(Items from a data source)
>>>>

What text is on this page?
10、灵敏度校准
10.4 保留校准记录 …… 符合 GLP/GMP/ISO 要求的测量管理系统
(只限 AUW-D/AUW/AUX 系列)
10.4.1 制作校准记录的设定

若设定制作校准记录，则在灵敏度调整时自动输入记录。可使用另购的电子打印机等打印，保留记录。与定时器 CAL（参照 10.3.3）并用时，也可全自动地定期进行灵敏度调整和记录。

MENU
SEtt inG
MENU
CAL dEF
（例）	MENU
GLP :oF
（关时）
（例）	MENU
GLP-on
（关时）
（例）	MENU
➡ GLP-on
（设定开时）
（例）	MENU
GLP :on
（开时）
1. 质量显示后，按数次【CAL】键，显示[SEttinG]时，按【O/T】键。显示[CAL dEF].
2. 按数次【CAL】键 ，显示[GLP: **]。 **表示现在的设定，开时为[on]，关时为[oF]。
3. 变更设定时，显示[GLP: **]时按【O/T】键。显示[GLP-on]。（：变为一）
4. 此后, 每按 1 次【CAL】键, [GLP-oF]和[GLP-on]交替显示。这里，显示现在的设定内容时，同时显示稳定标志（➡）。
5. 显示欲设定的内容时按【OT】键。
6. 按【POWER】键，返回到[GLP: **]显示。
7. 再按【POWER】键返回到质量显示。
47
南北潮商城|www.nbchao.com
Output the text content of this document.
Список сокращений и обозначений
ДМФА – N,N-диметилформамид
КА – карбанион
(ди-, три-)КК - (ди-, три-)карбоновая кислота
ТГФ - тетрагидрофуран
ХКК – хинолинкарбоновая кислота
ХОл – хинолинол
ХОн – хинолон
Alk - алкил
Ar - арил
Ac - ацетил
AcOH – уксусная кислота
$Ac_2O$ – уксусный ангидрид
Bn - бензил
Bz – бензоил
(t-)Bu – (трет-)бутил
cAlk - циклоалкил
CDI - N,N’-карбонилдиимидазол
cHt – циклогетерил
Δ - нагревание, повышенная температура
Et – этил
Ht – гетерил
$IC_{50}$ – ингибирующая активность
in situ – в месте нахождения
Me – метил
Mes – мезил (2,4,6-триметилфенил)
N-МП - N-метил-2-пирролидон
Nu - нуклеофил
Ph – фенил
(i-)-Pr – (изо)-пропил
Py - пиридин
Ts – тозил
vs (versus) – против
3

<<<<

--- Goal ---
Print the whole listing again, exactly.

--- Result of the task ---
What text is on this page?
10、灵敏度校准
10.4 保留校准记录 …… 符合 GLP/GMP/ISO 要求的测量管理系统
(只限 AUW-D/AUW/AUX 系列)
10.4.1 制作校准记录的设定

若设定制作校准记录，则在灵敏度调整时自动输入记录。可使用另购的电子打印机等打印，保留记录。与定时器 CAL（参照 10.3.3）并用时，也可全自动地定期进行灵敏度调整和记录。

MENU
SEtt inG
MENU
CAL dEF
（例）	MENU
GLP :oF
（关时）
（例）	MENU
GLP-on
（关时）
（例）	MENU
➡ GLP-on
（设定开时）
（例）	MENU
GLP :on
（开时）
1. 质量显示后，按数次【CAL】键，显示[SEttinG]时，按【O/T】键。显示[CAL dEF].
2. 按数次【CAL】键 ，显示[GLP: **]。 **表示现在的设定，开时为[on]，关时为[oF]。
3. 变更设定时，显示[GLP: **]时按【O/T】键。显示[GLP-on]。（：变为一）
4. 此后, 每按 1 次【CAL】键, [GLP-oF]和[GLP-on]交替显示。这里，显示现在的设定内容时，同时显示稳定标志（➡）。
5. 显示欲设定的内容时按【OT】键。
6. 按【POWER】键，返回到[GLP: **]显示。
7. 再按【POWER】键返回到质量显示。
47
南北潮商城|www.nbchao.com
Output the text content of this document.
Список сокращений и обозначений
ДМФА – N,N-диметилформамид
КА – карбанион
(ди-, три-)КК - (ди-, три-)карбоновая кислота
ТГФ - тетрагидрофуран
ХКК – хинолинкарбоновая кислота
ХОл – хинолинол
ХОн – хинолон
Alk - алкил
Ar - арил
Ac - ацетил
AcOH – уксусная кислота
$Ac_2O$ – уксусный ангидрид
Bn - бензил
Bz – бензоил
(t-)Bu – (трет-)бутил
cAlk - циклоалкил
CDI - N,N’-карбонилдиимидазол
cHt – циклогетерил
Δ - нагревание, повышенная температура
Et – этил
Ht – гетерил
$IC_{50}$ – ингибирующая активность
in situ – в месте нахождения
Me – метил
Mes – мезил (2,4,6-триметилфенил)
N-МП - N-метил-2-пирролидон
Nu - нуклеофил
Ph – фенил
(i-)-Pr – (изо)-пропил
Py - пиридин
Ts – тозил
vs (versus) – против
3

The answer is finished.